(Records)
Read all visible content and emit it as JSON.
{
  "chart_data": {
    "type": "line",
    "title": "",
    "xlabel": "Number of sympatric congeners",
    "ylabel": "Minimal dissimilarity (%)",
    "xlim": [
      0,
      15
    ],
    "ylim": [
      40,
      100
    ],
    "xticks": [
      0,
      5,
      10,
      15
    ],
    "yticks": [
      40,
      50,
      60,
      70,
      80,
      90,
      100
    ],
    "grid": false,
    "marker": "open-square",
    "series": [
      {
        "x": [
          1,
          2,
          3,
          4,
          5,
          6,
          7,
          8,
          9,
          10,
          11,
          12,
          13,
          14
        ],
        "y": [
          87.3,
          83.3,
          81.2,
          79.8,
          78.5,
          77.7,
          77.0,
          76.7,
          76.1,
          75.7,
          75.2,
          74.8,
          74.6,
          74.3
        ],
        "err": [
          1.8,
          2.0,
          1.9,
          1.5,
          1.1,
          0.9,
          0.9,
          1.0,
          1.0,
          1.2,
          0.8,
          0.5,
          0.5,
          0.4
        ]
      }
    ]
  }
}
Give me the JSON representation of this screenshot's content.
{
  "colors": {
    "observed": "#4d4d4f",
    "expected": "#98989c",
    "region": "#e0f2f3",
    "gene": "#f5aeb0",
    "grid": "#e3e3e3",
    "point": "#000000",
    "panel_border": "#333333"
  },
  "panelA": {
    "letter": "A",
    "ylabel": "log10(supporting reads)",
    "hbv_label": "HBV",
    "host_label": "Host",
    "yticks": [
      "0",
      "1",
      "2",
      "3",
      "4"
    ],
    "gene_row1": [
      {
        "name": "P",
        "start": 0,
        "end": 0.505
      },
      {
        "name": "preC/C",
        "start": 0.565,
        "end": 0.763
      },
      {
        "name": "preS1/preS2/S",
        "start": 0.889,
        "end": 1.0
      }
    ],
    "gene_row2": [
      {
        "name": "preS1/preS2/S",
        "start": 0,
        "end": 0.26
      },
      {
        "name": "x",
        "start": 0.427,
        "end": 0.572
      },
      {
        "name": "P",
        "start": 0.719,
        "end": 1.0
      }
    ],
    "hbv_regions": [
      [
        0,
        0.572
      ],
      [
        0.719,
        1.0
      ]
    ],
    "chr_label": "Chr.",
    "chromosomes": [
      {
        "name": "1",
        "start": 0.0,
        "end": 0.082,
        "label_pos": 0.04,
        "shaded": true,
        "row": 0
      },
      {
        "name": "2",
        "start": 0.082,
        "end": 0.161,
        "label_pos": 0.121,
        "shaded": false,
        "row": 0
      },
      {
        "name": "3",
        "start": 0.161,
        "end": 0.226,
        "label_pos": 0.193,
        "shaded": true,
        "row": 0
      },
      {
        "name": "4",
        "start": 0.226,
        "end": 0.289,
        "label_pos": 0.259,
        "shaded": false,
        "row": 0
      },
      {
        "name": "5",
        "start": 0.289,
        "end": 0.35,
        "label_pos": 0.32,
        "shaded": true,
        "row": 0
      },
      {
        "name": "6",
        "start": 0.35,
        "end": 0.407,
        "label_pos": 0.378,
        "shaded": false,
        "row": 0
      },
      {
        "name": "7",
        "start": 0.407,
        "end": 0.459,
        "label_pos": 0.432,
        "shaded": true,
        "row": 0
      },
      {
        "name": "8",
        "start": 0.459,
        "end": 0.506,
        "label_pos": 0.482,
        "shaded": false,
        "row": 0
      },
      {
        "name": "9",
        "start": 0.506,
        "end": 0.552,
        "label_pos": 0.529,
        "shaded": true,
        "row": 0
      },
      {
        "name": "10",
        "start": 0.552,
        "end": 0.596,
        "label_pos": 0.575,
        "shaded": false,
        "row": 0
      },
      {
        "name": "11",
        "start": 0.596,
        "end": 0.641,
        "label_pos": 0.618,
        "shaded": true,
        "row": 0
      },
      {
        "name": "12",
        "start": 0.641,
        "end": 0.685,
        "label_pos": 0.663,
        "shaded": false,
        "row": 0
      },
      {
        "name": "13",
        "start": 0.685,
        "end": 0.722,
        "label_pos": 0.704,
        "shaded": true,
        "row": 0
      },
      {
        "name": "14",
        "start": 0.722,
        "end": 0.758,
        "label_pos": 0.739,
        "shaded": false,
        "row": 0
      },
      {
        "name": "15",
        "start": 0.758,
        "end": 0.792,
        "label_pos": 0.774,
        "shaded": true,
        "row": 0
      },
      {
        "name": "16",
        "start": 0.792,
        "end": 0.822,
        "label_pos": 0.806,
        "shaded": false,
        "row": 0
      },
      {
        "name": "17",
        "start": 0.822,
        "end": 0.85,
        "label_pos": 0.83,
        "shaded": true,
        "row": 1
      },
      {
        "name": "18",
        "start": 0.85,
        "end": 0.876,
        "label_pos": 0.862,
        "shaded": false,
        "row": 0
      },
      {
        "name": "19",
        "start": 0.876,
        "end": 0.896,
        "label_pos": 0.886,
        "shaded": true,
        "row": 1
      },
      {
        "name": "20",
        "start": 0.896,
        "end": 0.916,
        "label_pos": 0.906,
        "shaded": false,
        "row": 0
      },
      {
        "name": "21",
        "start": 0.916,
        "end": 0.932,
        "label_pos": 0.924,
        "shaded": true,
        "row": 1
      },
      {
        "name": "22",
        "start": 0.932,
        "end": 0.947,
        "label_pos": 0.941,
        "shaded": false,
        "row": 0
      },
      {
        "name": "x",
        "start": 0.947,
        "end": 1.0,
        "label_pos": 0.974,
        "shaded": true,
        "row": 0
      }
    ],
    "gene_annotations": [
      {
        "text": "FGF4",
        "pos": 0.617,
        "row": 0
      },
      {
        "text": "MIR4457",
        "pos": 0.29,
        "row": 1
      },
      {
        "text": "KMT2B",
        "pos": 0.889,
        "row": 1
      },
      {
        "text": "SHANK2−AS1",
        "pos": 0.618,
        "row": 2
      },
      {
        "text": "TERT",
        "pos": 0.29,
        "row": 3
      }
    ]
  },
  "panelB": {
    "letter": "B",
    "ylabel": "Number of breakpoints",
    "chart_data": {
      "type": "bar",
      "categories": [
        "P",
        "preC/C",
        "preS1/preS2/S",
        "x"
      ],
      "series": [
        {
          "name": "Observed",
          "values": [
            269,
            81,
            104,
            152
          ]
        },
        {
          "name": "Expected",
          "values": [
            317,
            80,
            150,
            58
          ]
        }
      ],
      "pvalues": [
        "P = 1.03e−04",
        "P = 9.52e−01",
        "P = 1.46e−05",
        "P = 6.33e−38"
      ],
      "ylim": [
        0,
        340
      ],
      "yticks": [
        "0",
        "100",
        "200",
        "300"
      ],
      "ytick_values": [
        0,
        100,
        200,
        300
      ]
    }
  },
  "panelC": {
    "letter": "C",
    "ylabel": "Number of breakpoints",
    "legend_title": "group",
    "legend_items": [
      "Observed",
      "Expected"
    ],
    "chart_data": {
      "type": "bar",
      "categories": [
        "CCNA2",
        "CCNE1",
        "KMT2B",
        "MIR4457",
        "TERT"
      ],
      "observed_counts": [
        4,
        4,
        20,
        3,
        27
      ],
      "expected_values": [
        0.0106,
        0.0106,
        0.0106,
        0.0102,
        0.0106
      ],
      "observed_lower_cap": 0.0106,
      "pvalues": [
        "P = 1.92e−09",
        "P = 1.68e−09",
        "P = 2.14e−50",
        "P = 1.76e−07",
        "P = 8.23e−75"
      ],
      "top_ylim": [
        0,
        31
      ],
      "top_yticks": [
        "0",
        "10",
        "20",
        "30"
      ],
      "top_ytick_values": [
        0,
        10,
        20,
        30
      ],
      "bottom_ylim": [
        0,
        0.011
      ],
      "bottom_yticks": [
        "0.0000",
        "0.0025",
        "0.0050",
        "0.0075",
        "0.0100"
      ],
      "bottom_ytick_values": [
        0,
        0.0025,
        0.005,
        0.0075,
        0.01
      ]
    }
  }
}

### Work to do
For each line in the data above that contains the string "ylabel", extract the line.

### Problem solution
    "ylabel": "Minimal dissimilarity (%)",
    "ylabel": "log10(supporting reads)",
    "ylabel": "Number of breakpoints",
    "ylabel": "Number of breakpoints",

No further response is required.